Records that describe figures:
- - - - -
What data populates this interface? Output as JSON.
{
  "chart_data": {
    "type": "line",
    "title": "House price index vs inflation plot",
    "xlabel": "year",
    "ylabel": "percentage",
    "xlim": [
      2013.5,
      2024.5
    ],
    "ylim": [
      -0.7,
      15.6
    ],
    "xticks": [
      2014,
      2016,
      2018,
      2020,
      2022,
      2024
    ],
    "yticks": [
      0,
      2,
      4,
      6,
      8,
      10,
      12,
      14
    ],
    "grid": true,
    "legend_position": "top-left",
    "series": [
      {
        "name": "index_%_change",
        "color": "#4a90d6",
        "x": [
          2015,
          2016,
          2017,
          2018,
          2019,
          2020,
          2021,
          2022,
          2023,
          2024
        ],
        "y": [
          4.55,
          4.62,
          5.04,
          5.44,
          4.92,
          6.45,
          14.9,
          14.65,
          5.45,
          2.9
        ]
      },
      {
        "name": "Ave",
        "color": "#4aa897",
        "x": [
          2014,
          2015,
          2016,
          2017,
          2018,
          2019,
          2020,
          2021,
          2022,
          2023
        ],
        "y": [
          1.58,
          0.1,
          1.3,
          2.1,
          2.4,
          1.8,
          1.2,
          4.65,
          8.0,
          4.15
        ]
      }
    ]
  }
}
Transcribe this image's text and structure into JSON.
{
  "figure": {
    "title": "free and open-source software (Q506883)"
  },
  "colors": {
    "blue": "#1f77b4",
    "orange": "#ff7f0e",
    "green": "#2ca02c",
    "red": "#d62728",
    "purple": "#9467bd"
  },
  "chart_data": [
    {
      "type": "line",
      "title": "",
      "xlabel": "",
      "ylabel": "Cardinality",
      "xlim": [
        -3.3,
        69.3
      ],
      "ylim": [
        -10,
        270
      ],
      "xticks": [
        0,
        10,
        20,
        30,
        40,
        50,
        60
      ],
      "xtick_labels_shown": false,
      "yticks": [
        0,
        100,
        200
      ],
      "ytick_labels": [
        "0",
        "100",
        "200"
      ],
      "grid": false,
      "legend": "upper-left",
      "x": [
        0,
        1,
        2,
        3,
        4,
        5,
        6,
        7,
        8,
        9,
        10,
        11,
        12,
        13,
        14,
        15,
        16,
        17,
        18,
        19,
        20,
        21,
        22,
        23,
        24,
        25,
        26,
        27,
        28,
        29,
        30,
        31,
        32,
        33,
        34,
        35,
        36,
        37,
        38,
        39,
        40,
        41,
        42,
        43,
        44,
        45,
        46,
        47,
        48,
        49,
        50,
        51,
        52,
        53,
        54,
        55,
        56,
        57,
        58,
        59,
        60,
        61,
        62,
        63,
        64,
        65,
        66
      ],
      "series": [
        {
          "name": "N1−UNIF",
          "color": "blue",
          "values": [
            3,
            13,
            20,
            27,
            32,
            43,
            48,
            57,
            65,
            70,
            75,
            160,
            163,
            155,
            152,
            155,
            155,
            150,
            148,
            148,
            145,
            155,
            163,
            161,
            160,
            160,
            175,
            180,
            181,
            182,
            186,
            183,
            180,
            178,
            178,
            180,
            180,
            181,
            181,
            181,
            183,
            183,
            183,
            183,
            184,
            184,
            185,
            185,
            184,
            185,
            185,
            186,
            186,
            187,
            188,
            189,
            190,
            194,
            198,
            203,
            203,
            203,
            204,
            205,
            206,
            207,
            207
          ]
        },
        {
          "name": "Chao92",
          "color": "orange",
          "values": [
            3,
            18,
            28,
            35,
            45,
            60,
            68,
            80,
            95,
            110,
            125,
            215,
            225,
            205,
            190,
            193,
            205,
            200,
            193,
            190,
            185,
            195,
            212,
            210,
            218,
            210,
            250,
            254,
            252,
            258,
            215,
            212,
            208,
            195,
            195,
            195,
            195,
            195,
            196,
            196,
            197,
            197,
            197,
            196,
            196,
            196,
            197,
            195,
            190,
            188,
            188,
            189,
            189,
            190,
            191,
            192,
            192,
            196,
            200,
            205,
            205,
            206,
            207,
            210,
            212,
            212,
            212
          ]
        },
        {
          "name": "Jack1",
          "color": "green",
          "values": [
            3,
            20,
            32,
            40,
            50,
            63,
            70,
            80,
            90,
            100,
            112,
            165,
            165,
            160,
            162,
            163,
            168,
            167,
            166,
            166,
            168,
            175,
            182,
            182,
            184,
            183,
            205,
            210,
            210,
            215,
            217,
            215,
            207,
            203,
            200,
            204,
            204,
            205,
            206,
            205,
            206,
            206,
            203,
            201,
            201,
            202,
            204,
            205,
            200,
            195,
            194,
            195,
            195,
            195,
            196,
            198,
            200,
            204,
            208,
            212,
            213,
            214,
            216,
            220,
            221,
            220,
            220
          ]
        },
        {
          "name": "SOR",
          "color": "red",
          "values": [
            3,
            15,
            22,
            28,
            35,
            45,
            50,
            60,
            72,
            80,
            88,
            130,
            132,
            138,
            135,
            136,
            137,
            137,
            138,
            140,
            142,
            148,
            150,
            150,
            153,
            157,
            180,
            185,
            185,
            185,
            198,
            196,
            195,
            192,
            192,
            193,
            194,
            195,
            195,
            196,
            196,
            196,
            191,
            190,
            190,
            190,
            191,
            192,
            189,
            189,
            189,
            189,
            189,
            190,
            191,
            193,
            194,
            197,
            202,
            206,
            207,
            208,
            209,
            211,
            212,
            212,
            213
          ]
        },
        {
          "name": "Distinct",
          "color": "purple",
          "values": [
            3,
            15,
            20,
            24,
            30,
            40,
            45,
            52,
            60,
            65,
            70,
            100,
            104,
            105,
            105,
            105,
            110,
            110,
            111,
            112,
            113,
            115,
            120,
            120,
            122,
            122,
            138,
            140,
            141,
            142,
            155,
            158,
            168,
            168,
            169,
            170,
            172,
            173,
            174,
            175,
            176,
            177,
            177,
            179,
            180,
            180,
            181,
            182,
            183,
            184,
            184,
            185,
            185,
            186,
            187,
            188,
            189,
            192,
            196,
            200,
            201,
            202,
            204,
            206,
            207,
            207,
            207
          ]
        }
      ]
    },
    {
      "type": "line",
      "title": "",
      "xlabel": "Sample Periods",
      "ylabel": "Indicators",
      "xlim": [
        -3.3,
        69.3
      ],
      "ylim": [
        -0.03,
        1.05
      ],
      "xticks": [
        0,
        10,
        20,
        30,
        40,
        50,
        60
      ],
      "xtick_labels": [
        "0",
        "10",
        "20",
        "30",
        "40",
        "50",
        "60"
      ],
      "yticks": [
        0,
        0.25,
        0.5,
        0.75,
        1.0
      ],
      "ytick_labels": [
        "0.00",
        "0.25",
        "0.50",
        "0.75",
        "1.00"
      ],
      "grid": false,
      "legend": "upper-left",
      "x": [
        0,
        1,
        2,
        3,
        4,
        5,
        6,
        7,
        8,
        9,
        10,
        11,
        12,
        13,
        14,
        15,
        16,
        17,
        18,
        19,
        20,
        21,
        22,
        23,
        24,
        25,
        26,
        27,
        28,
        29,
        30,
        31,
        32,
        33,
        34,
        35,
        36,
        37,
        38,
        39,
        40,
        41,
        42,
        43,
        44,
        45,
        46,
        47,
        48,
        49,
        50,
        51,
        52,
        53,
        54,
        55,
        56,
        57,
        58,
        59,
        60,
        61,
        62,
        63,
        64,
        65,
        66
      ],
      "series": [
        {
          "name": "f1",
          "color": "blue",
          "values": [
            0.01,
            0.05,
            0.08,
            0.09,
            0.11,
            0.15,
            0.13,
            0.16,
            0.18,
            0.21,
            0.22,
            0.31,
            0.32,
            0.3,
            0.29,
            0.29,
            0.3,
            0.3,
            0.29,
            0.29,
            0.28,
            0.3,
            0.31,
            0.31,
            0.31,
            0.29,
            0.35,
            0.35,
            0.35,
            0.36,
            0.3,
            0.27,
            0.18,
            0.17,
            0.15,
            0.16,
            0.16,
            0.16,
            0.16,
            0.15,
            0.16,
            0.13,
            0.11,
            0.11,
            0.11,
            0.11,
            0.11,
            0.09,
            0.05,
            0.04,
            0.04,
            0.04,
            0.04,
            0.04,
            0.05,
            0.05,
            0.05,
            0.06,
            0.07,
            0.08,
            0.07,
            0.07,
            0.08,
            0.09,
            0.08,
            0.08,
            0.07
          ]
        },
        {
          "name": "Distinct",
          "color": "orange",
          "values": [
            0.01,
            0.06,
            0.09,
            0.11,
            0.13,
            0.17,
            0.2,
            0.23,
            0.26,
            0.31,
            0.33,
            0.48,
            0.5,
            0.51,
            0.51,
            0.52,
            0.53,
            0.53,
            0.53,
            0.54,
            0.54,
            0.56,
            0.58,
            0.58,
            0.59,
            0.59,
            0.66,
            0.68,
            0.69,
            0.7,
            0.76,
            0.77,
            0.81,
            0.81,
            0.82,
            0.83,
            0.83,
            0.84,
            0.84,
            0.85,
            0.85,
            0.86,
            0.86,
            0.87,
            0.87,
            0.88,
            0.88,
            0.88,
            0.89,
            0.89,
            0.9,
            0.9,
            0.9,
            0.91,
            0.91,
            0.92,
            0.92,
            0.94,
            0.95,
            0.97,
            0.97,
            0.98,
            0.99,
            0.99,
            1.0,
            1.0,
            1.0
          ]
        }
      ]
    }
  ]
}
- - - - -
Written request:
What is the number of lines above that hold the string "this"? Answer with that number alone.

Task output:
2